> [What to work on]: Could you write out every entry exactly as it stands?

____ Supplied records

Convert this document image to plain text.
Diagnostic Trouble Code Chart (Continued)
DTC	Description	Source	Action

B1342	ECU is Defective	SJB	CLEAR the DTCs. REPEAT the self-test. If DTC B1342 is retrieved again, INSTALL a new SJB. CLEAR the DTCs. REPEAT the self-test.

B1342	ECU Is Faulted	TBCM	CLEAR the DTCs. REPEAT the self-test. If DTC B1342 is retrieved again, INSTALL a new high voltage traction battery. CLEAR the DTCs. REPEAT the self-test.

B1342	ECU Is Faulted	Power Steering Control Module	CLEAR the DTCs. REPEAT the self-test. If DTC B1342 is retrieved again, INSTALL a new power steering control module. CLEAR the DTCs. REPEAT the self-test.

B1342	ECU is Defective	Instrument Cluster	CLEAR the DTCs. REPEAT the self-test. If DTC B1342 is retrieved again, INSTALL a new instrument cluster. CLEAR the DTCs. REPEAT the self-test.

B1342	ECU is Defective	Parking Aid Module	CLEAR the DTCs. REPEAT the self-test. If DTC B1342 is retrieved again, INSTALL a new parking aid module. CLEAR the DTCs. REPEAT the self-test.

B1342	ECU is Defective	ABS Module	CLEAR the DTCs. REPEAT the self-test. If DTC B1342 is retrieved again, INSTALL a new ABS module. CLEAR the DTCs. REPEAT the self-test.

________

> [Exercise output]:
Convert this document image to plain text.
Diagnostic Trouble Code Chart (Continued)
DTC	Description	Source	Action

B1342	ECU is Defective	SJB	CLEAR the DTCs. REPEAT the self-test. If DTC B1342 is retrieved again, INSTALL a new SJB. CLEAR the DTCs. REPEAT the self-test.

B1342	ECU Is Faulted	TBCM	CLEAR the DTCs. REPEAT the self-test. If DTC B1342 is retrieved again, INSTALL a new high voltage traction battery. CLEAR the DTCs. REPEAT the self-test.

B1342	ECU Is Faulted	Power Steering Control Module	CLEAR the DTCs. REPEAT the self-test. If DTC B1342 is retrieved again, INSTALL a new power steering control module. CLEAR the DTCs. REPEAT the self-test.

B1342	ECU is Defective	Instrument Cluster	CLEAR the DTCs. REPEAT the self-test. If DTC B1342 is retrieved again, INSTALL a new instrument cluster. CLEAR the DTCs. REPEAT the self-test.

B1342	ECU is Defective	Parking Aid Module	CLEAR the DTCs. REPEAT the self-test. If DTC B1342 is retrieved again, INSTALL a new parking aid module. CLEAR the DTCs. REPEAT the self-test.

B1342	ECU is Defective	ABS Module	CLEAR the DTCs. REPEAT the self-test. If DTC B1342 is retrieved again, INSTALL a new ABS module. CLEAR the DTCs. REPEAT the self-test.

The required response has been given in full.